**What you have to do**. Write out all of the data exactly as it appears.

**The data**.
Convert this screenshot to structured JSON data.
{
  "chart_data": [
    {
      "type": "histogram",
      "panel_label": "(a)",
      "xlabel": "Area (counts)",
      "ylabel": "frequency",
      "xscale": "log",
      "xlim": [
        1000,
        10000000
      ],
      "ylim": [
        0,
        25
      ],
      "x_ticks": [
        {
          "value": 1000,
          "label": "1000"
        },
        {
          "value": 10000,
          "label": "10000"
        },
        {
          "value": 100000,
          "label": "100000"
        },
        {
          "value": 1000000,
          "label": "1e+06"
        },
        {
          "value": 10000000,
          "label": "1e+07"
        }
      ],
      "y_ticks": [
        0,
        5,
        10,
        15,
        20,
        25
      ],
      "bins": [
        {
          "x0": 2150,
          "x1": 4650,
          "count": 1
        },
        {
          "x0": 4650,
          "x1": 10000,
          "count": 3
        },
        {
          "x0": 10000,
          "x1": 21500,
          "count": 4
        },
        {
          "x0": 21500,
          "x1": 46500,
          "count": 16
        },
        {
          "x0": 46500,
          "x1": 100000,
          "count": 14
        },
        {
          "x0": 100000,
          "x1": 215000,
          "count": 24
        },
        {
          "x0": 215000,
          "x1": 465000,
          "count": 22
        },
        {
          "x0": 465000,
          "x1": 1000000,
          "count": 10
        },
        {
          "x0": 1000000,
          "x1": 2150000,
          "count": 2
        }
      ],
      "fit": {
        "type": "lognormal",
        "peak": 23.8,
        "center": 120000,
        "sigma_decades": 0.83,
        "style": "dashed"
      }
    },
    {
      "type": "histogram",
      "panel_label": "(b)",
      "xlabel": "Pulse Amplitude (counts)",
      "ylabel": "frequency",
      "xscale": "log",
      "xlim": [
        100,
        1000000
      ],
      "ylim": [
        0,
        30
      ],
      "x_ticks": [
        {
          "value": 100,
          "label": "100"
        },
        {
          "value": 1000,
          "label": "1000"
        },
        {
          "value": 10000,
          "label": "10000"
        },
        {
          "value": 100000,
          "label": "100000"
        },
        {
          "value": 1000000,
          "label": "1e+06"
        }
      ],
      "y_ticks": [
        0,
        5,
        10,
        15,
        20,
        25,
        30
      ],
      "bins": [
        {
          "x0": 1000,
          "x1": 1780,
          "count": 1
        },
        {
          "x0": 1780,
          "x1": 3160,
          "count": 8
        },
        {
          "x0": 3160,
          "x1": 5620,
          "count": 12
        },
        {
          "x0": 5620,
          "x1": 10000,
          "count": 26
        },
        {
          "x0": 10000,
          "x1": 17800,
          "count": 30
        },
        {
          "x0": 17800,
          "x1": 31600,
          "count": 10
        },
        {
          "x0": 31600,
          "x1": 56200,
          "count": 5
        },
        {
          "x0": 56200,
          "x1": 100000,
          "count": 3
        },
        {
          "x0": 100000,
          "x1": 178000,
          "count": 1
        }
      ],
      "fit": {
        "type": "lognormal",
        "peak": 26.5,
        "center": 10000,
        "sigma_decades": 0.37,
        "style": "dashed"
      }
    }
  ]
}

**Task output**.
Convert this screenshot to structured JSON data.
{
  "chart_data": [
    {
      "type": "histogram",
      "panel_label": "(a)",
      "xlabel": "Area (counts)",
      "ylabel": "frequency",
      "xscale": "log",
      "xlim": [
        1000,
        10000000
      ],
      "ylim": [
        0,
        25
      ],
      "x_ticks": [
        {
          "value": 1000,
          "label": "1000"
        },
        {
          "value": 10000,
          "label": "10000"
        },
        {
          "value": 100000,
          "label": "100000"
        },
        {
          "value": 1000000,
          "label": "1e+06"
        },
        {
          "value": 10000000,
          "label": "1e+07"
        }
      ],
      "y_ticks": [
        0,
        5,
        10,
        15,
        20,
        25
      ],
      "bins": [
        {
          "x0": 2150,
          "x1": 4650,
          "count": 1
        },
        {
          "x0": 4650,
          "x1": 10000,
          "count": 3
        },
        {
          "x0": 10000,
          "x1": 21500,
          "count": 4
        },
        {
          "x0": 21500,
          "x1": 46500,
          "count": 16
        },
        {
          "x0": 46500,
          "x1": 100000,
          "count": 14
        },
        {
          "x0": 100000,
          "x1": 215000,
          "count": 24
        },
        {
          "x0": 215000,
          "x1": 465000,
          "count": 22
        },
        {
          "x0": 465000,
          "x1": 1000000,
          "count": 10
        },
        {
          "x0": 1000000,
          "x1": 2150000,
          "count": 2
        }
      ],
      "fit": {
        "type": "lognormal",
        "peak": 23.8,
        "center": 120000,
        "sigma_decades": 0.83,
        "style": "dashed"
      }
    },
    {
      "type": "histogram",
      "panel_label": "(b)",
      "xlabel": "Pulse Amplitude (counts)",
      "ylabel": "frequency",
      "xscale": "log",
      "xlim": [
        100,
        1000000
      ],
      "ylim": [
        0,
        30
      ],
      "x_ticks": [
        {
          "value": 100,
          "label": "100"
        },
        {
          "value": 1000,
          "label": "1000"
        },
        {
          "value": 10000,
          "label": "10000"
        },
        {
          "value": 100000,
          "label": "100000"
        },
        {
          "value": 1000000,
          "label": "1e+06"
        }
      ],
      "y_ticks": [
        0,
        5,
        10,
        15,
        20,
        25,
        30
      ],
      "bins": [
        {
          "x0": 1000,
          "x1": 1780,
          "count": 1
        },
        {
          "x0": 1780,
          "x1": 3160,
          "count": 8
        },
        {
          "x0": 3160,
          "x1": 5620,
          "count": 12
        },
        {
          "x0": 5620,
          "x1": 10000,
          "count": 26
        },
        {
          "x0": 10000,
          "x1": 17800,
          "count": 30
        },
        {
          "x0": 17800,
          "x1": 31600,
          "count": 10
        },
        {
          "x0": 31600,
          "x1": 56200,
          "count": 5
        },
        {
          "x0": 56200,
          "x1": 100000,
          "count": 3
        },
        {
          "x0": 100000,
          "x1": 178000,
          "count": 1
        }
      ],
      "fit": {
        "type": "lognormal",
        "peak": 26.5,
        "center": 10000,
        "sigma_decades": 0.37,
        "style": "dashed"
      }
    }
  ]
}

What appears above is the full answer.